[start EXERCISE INPUT]

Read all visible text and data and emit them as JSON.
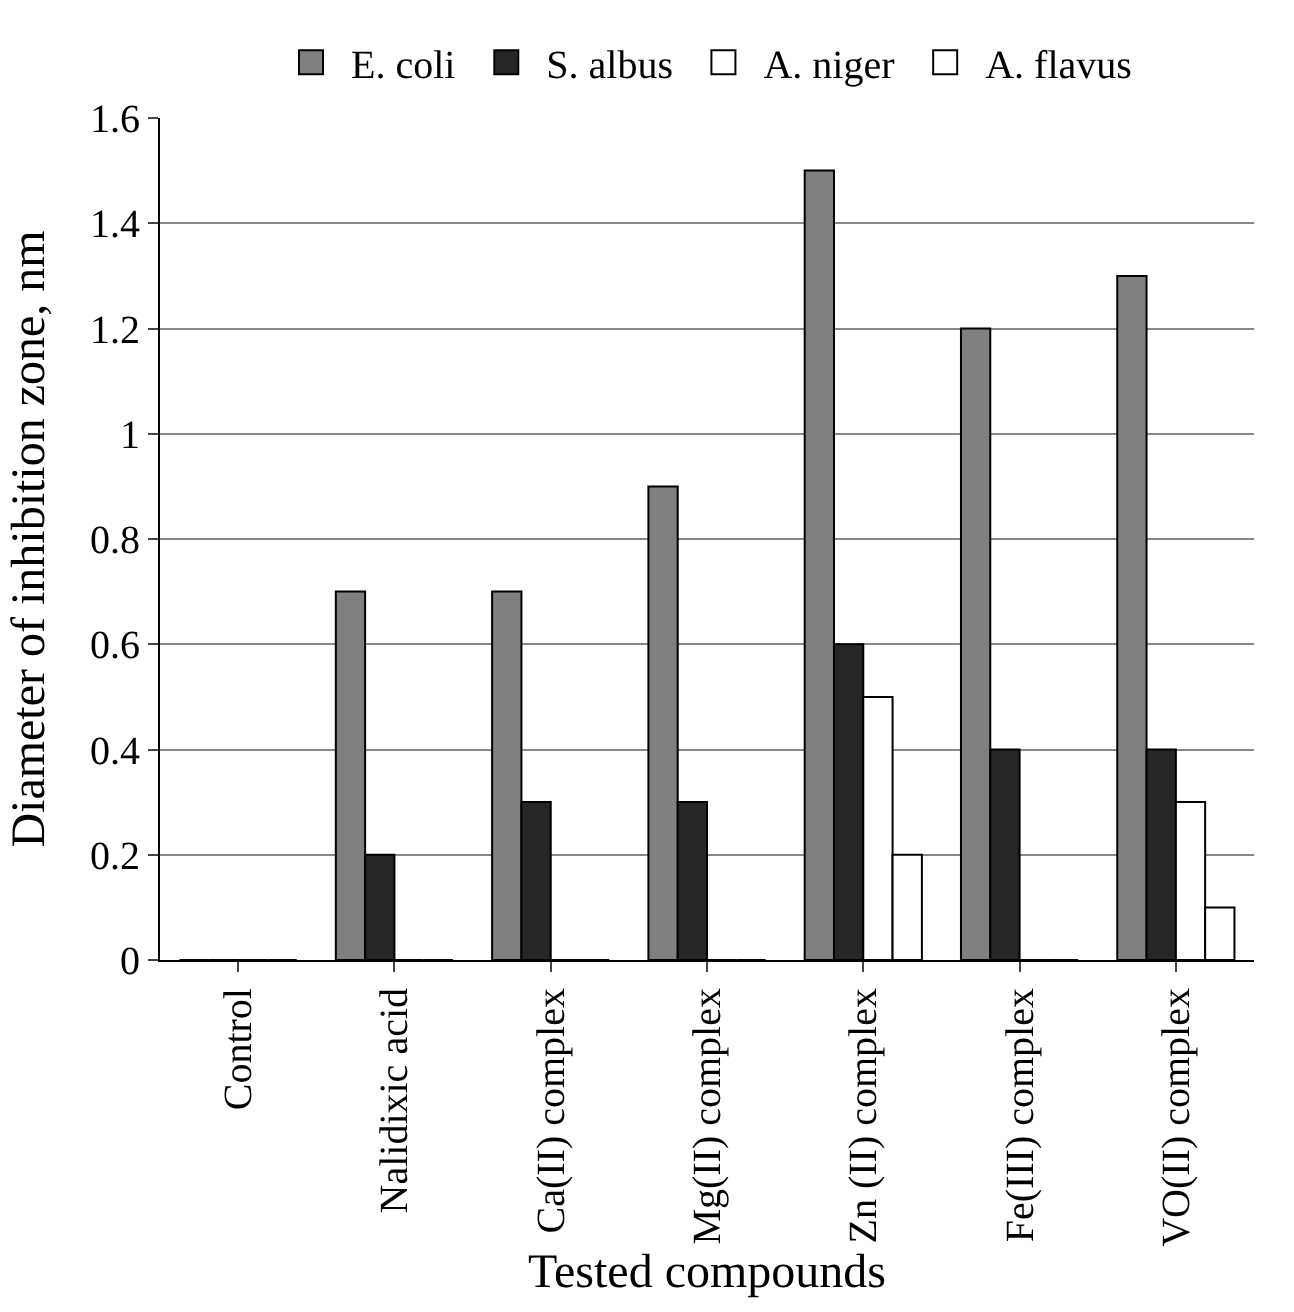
{
  "chart_data": {
    "type": "bar",
    "xlabel": "Tested compounds",
    "ylabel": "Diameter of inhibition zone, nm",
    "categories": [
      "Control",
      "Nalidixic acid",
      "Ca(II) complex",
      "Mg(II) complex",
      "Zn (II) complex",
      "Fe(III) complex",
      "VO(II) complex"
    ],
    "series": [
      {
        "name": "E. coli",
        "color": "#808080",
        "values": [
          0,
          0.7,
          0.7,
          0.9,
          1.5,
          1.2,
          1.3
        ]
      },
      {
        "name": "S. albus",
        "color": "#262626",
        "values": [
          0,
          0.2,
          0.3,
          0.3,
          0.6,
          0.4,
          0.4
        ]
      },
      {
        "name": "A. niger",
        "color": "#ffffff",
        "values": [
          0,
          0,
          0,
          0,
          0.5,
          0,
          0.3
        ]
      },
      {
        "name": "A. flavus",
        "color": "#ffffff",
        "values": [
          0,
          0,
          0,
          0,
          0.2,
          0,
          0.1
        ]
      }
    ],
    "ylim": [
      0,
      1.6
    ],
    "yticks": [
      0,
      0.2,
      0.4,
      0.6,
      0.8,
      1,
      1.2,
      1.4,
      1.6
    ],
    "grid": "y",
    "legend": "top"
  }
}
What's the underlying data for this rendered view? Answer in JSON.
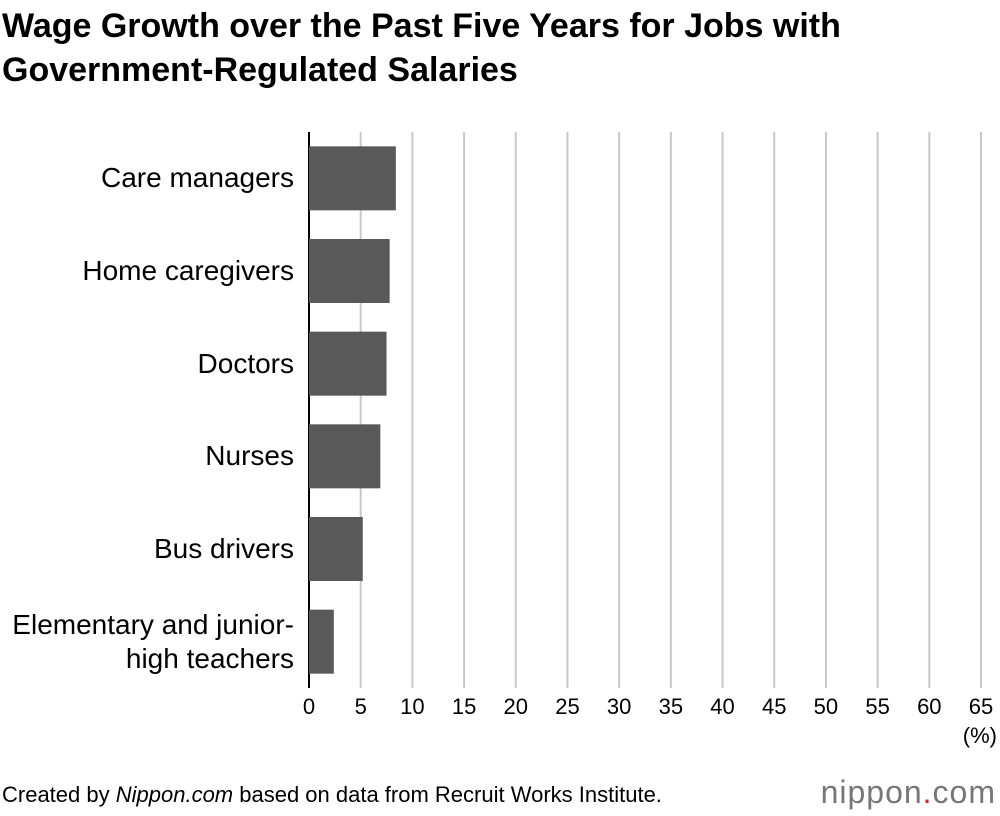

[end EXERCISE INPUT]

# [DIRECTION]
List the lines of the material in which the word "JSON" occurs.

# [IN RESPONSE]
Read all visible text and data and emit them as JSON.
What's the underlying data for this rendered view? Answer in JSON.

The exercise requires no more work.